_THE EXERCISE_: Read the records and write them out again exactly.

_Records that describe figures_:

------

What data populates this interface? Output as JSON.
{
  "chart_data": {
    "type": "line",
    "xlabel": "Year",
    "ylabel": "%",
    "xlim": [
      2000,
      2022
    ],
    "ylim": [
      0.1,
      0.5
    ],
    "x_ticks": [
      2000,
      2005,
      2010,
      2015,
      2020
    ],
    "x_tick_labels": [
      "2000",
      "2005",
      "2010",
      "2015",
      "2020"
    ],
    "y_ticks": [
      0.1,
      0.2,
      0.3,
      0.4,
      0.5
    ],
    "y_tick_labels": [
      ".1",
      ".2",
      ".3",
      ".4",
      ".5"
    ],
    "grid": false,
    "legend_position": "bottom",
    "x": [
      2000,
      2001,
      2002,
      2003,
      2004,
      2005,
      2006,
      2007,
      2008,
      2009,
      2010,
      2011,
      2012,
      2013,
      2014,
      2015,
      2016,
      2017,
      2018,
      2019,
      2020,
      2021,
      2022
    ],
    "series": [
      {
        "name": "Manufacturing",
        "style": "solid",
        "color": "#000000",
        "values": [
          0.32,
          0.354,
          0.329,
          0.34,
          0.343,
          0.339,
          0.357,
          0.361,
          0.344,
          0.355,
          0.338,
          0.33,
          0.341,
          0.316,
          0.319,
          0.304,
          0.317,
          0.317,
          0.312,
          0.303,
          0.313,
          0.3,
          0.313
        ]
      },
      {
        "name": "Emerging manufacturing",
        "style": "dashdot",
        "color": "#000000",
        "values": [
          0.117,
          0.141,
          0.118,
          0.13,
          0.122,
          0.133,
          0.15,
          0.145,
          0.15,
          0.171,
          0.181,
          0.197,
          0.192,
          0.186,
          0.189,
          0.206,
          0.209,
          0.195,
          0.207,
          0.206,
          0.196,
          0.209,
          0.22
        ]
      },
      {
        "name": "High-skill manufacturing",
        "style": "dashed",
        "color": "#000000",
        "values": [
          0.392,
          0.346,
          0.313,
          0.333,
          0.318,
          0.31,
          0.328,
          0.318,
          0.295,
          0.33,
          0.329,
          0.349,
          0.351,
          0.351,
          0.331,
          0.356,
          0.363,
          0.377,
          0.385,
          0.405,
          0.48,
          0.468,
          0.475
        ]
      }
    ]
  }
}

------

_CORRECT ANSWER_:
What data populates this interface? Output as JSON.
{
  "chart_data": {
    "type": "line",
    "xlabel": "Year",
    "ylabel": "%",
    "xlim": [
      2000,
      2022
    ],
    "ylim": [
      0.1,
      0.5
    ],
    "x_ticks": [
      2000,
      2005,
      2010,
      2015,
      2020
    ],
    "x_tick_labels": [
      "2000",
      "2005",
      "2010",
      "2015",
      "2020"
    ],
    "y_ticks": [
      0.1,
      0.2,
      0.3,
      0.4,
      0.5
    ],
    "y_tick_labels": [
      ".1",
      ".2",
      ".3",
      ".4",
      ".5"
    ],
    "grid": false,
    "legend_position": "bottom",
    "x": [
      2000,
      2001,
      2002,
      2003,
      2004,
      2005,
      2006,
      2007,
      2008,
      2009,
      2010,
      2011,
      2012,
      2013,
      2014,
      2015,
      2016,
      2017,
      2018,
      2019,
      2020,
      2021,
      2022
    ],
    "series": [
      {
        "name": "Manufacturing",
        "style": "solid",
        "color": "#000000",
        "values": [
          0.32,
          0.354,
          0.329,
          0.34,
          0.343,
          0.339,
          0.357,
          0.361,
          0.344,
          0.355,
          0.338,
          0.33,
          0.341,
          0.316,
          0.319,
          0.304,
          0.317,
          0.317,
          0.312,
          0.303,
          0.313,
          0.3,
          0.313
        ]
      },
      {
        "name": "Emerging manufacturing",
        "style": "dashdot",
        "color": "#000000",
        "values": [
          0.117,
          0.141,
          0.118,
          0.13,
          0.122,
          0.133,
          0.15,
          0.145,
          0.15,
          0.171,
          0.181,
          0.197,
          0.192,
          0.186,
          0.189,
          0.206,
          0.209,
          0.195,
          0.207,
          0.206,
          0.196,
          0.209,
          0.22
        ]
      },
      {
        "name": "High-skill manufacturing",
        "style": "dashed",
        "color": "#000000",
        "values": [
          0.392,
          0.346,
          0.313,
          0.333,
          0.318,
          0.31,
          0.328,
          0.318,
          0.295,
          0.33,
          0.329,
          0.349,
          0.351,
          0.351,
          0.331,
          0.356,
          0.363,
          0.377,
          0.385,
          0.405,
          0.48,
          0.468,
          0.475
        ]
      }
    ]
  }
}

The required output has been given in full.